──────── Data entries

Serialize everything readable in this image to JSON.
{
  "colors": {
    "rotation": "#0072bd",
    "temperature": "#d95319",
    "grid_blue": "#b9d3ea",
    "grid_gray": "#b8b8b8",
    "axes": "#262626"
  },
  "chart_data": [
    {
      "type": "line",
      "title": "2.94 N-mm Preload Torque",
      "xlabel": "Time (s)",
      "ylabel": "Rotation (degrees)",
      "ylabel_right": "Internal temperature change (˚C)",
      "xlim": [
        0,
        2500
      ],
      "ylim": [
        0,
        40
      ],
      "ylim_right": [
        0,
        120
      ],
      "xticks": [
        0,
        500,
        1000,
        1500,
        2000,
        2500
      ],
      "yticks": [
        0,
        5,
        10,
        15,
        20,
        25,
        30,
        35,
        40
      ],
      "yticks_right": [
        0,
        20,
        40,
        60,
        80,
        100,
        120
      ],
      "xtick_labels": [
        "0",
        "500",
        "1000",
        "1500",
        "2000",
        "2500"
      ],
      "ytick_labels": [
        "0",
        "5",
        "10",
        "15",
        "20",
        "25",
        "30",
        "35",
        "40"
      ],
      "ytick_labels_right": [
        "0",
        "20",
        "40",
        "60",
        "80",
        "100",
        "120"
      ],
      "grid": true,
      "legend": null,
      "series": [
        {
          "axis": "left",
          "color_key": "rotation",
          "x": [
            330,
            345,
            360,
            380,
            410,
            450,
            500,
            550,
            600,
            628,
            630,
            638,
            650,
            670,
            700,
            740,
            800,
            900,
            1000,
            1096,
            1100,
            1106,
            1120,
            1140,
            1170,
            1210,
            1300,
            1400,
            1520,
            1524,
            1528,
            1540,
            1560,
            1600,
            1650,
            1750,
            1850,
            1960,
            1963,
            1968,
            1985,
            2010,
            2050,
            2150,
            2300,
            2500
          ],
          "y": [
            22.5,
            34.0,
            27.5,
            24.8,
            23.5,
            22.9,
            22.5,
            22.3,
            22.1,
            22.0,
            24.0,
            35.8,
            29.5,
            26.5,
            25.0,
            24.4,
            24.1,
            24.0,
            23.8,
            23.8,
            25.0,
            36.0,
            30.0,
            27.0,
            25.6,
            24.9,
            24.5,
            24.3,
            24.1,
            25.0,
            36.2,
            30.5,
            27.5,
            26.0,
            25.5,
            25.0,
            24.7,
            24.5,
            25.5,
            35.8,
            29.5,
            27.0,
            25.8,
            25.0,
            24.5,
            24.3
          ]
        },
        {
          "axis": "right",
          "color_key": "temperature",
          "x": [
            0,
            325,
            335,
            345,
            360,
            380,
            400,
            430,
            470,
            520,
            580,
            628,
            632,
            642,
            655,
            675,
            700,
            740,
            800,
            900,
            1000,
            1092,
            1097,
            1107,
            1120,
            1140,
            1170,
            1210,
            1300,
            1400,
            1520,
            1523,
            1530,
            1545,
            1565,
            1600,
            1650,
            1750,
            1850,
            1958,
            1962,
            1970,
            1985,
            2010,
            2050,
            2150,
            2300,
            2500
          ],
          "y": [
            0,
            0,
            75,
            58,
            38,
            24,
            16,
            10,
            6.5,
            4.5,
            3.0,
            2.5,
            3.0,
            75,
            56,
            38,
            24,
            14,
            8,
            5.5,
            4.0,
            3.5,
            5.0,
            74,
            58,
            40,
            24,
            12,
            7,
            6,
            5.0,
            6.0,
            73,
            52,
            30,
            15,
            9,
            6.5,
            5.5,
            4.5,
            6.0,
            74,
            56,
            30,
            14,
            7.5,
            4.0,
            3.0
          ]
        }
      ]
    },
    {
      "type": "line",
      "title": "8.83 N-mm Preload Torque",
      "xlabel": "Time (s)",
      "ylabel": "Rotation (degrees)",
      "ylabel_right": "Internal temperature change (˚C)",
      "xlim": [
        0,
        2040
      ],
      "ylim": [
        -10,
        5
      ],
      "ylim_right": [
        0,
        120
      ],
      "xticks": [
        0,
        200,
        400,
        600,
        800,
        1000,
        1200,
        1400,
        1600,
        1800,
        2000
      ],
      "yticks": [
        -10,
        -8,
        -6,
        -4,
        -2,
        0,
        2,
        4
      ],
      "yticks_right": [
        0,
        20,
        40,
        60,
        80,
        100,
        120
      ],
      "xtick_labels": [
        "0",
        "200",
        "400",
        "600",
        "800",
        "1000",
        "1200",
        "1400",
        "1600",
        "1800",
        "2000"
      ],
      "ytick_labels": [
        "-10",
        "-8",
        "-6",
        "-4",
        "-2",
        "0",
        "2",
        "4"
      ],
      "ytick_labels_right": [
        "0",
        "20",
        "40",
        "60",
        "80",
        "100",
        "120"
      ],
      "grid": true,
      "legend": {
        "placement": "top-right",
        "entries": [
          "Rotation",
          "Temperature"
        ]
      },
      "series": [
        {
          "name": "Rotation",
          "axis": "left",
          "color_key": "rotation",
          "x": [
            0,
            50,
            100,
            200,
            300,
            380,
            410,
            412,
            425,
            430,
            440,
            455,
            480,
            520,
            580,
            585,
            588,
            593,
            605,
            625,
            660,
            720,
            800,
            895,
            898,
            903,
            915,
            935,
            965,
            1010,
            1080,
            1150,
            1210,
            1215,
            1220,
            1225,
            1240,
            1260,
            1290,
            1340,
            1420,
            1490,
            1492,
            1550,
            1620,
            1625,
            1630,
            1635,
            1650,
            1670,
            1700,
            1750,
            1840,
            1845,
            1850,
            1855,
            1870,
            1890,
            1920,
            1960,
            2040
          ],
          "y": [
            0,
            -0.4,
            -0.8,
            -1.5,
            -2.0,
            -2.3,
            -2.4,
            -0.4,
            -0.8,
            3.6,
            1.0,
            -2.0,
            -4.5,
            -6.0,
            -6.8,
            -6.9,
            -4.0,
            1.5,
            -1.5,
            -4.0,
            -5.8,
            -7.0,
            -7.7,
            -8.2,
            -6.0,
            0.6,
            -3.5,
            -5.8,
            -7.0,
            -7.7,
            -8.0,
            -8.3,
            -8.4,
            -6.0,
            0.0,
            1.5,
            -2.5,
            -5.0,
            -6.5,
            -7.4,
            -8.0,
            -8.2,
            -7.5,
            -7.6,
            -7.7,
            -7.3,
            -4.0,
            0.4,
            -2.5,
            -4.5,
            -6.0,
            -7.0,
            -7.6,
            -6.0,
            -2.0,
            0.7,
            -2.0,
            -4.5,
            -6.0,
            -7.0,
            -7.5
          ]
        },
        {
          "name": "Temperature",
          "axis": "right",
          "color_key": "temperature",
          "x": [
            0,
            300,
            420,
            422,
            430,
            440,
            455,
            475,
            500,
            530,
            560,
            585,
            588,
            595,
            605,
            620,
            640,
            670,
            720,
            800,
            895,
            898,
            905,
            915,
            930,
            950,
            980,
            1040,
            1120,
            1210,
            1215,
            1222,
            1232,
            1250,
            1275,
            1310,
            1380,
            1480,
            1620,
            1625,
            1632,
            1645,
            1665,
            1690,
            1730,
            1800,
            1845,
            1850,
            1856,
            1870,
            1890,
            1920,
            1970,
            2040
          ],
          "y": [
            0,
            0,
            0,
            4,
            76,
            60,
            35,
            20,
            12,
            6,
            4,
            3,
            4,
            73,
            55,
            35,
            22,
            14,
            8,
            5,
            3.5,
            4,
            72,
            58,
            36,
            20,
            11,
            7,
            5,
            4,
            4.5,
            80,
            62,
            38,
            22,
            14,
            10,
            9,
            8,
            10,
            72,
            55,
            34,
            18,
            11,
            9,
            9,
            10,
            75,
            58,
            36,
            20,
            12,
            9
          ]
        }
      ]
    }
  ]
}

────────────────

> _What this task involves_
Return every line exactly.

> _Answer in full_
Serialize everything readable in this image to JSON.
{
  "colors": {
    "rotation": "#0072bd",
    "temperature": "#d95319",
    "grid_blue": "#b9d3ea",
    "grid_gray": "#b8b8b8",
    "axes": "#262626"
  },
  "chart_data": [
    {
      "type": "line",
      "title": "2.94 N-mm Preload Torque",
      "xlabel": "Time (s)",
      "ylabel": "Rotation (degrees)",
      "ylabel_right": "Internal temperature change (˚C)",
      "xlim": [
        0,
        2500
      ],
      "ylim": [
        0,
        40
      ],
      "ylim_right": [
        0,
        120
      ],
      "xticks": [
        0,
        500,
        1000,
        1500,
        2000,
        2500
      ],
      "yticks": [
        0,
        5,
        10,
        15,
        20,
        25,
        30,
        35,
        40
      ],
      "yticks_right": [
        0,
        20,
        40,
        60,
        80,
        100,
        120
      ],
      "xtick_labels": [
        "0",
        "500",
        "1000",
        "1500",
        "2000",
        "2500"
      ],
      "ytick_labels": [
        "0",
        "5",
        "10",
        "15",
        "20",
        "25",
        "30",
        "35",
        "40"
      ],
      "ytick_labels_right": [
        "0",
        "20",
        "40",
        "60",
        "80",
        "100",
        "120"
      ],
      "grid": true,
      "legend": null,
      "series": [
        {
          "axis": "left",
          "color_key": "rotation",
          "x": [
            330,
            345,
            360,
            380,
            410,
            450,
            500,
            550,
            600,
            628,
            630,
            638,
            650,
            670,
            700,
            740,
            800,
            900,
            1000,
            1096,
            1100,
            1106,
            1120,
            1140,
            1170,
            1210,
            1300,
            1400,
            1520,
            1524,
            1528,
            1540,
            1560,
            1600,
            1650,
            1750,
            1850,
            1960,
            1963,
            1968,
            1985,
            2010,
            2050,
            2150,
            2300,
            2500
          ],
          "y": [
            22.5,
            34.0,
            27.5,
            24.8,
            23.5,
            22.9,
            22.5,
            22.3,
            22.1,
            22.0,
            24.0,
            35.8,
            29.5,
            26.5,
            25.0,
            24.4,
            24.1,
            24.0,
            23.8,
            23.8,
            25.0,
            36.0,
            30.0,
            27.0,
            25.6,
            24.9,
            24.5,
            24.3,
            24.1,
            25.0,
            36.2,
            30.5,
            27.5,
            26.0,
            25.5,
            25.0,
            24.7,
            24.5,
            25.5,
            35.8,
            29.5,
            27.0,
            25.8,
            25.0,
            24.5,
            24.3
          ]
        },
        {
          "axis": "right",
          "color_key": "temperature",
          "x": [
            0,
            325,
            335,
            345,
            360,
            380,
            400,
            430,
            470,
            520,
            580,
            628,
            632,
            642,
            655,
            675,
            700,
            740,
            800,
            900,
            1000,
            1092,
            1097,
            1107,
            1120,
            1140,
            1170,
            1210,
            1300,
            1400,
            1520,
            1523,
            1530,
            1545,
            1565,
            1600,
            1650,
            1750,
            1850,
            1958,
            1962,
            1970,
            1985,
            2010,
            2050,
            2150,
            2300,
            2500
          ],
          "y": [
            0,
            0,
            75,
            58,
            38,
            24,
            16,
            10,
            6.5,
            4.5,
            3.0,
            2.5,
            3.0,
            75,
            56,
            38,
            24,
            14,
            8,
            5.5,
            4.0,
            3.5,
            5.0,
            74,
            58,
            40,
            24,
            12,
            7,
            6,
            5.0,
            6.0,
            73,
            52,
            30,
            15,
            9,
            6.5,
            5.5,
            4.5,
            6.0,
            74,
            56,
            30,
            14,
            7.5,
            4.0,
            3.0
          ]
        }
      ]
    },
    {
      "type": "line",
      "title": "8.83 N-mm Preload Torque",
      "xlabel": "Time (s)",
      "ylabel": "Rotation (degrees)",
      "ylabel_right": "Internal temperature change (˚C)",
      "xlim": [
        0,
        2040
      ],
      "ylim": [
        -10,
        5
      ],
      "ylim_right": [
        0,
        120
      ],
      "xticks": [
        0,
        200,
        400,
        600,
        800,
        1000,
        1200,
        1400,
        1600,
        1800,
        2000
      ],
      "yticks": [
        -10,
        -8,
        -6,
        -4,
        -2,
        0,
        2,
        4
      ],
      "yticks_right": [
        0,
        20,
        40,
        60,
        80,
        100,
        120
      ],
      "xtick_labels": [
        "0",
        "200",
        "400",
        "600",
        "800",
        "1000",
        "1200",
        "1400",
        "1600",
        "1800",
        "2000"
      ],
      "ytick_labels": [
        "-10",
        "-8",
        "-6",
        "-4",
        "-2",
        "0",
        "2",
        "4"
      ],
      "ytick_labels_right": [
        "0",
        "20",
        "40",
        "60",
        "80",
        "100",
        "120"
      ],
      "grid": true,
      "legend": {
        "placement": "top-right",
        "entries": [
          "Rotation",
          "Temperature"
        ]
      },
      "series": [
        {
          "name": "Rotation",
          "axis": "left",
          "color_key": "rotation",
          "x": [
            0,
            50,
            100,
            200,
            300,
            380,
            410,
            412,
            425,
            430,
            440,
            455,
            480,
            520,
            580,
            585,
            588,
            593,
            605,
            625,
            660,
            720,
            800,
            895,
            898,
            903,
            915,
            935,
            965,
            1010,
            1080,
            1150,
            1210,
            1215,
            1220,
            1225,
            1240,
            1260,
            1290,
            1340,
            1420,
            1490,
            1492,
            1550,
            1620,
            1625,
            1630,
            1635,
            1650,
            1670,
            1700,
            1750,
            1840,
            1845,
            1850,
            1855,
            1870,
            1890,
            1920,
            1960,
            2040
          ],
          "y": [
            0,
            -0.4,
            -0.8,
            -1.5,
            -2.0,
            -2.3,
            -2.4,
            -0.4,
            -0.8,
            3.6,
            1.0,
            -2.0,
            -4.5,
            -6.0,
            -6.8,
            -6.9,
            -4.0,
            1.5,
            -1.5,
            -4.0,
            -5.8,
            -7.0,
            -7.7,
            -8.2,
            -6.0,
            0.6,
            -3.5,
            -5.8,
            -7.0,
            -7.7,
            -8.0,
            -8.3,
            -8.4,
            -6.0,
            0.0,
            1.5,
            -2.5,
            -5.0,
            -6.5,
            -7.4,
            -8.0,
            -8.2,
            -7.5,
            -7.6,
            -7.7,
            -7.3,
            -4.0,
            0.4,
            -2.5,
            -4.5,
            -6.0,
            -7.0,
            -7.6,
            -6.0,
            -2.0,
            0.7,
            -2.0,
            -4.5,
            -6.0,
            -7.0,
            -7.5
          ]
        },
        {
          "name": "Temperature",
          "axis": "right",
          "color_key": "temperature",
          "x": [
            0,
            300,
            420,
            422,
            430,
            440,
            455,
            475,
            500,
            530,
            560,
            585,
            588,
            595,
            605,
            620,
            640,
            670,
            720,
            800,
            895,
            898,
            905,
            915,
            930,
            950,
            980,
            1040,
            1120,
            1210,
            1215,
            1222,
            1232,
            1250,
            1275,
            1310,
            1380,
            1480,
            1620,
            1625,
            1632,
            1645,
            1665,
            1690,
            1730,
            1800,
            1845,
            1850,
            1856,
            1870,
            1890,
            1920,
            1970,
            2040
          ],
          "y": [
            0,
            0,
            0,
            4,
            76,
            60,
            35,
            20,
            12,
            6,
            4,
            3,
            4,
            73,
            55,
            35,
            22,
            14,
            8,
            5,
            3.5,
            4,
            72,
            58,
            36,
            20,
            11,
            7,
            5,
            4,
            4.5,
            80,
            62,
            38,
            22,
            14,
            10,
            9,
            8,
            10,
            72,
            55,
            34,
            18,
            11,
            9,
            9,
            10,
            75,
            58,
            36,
            20,
            12,
            9
          ]
        }
      ]
    }
  ]
}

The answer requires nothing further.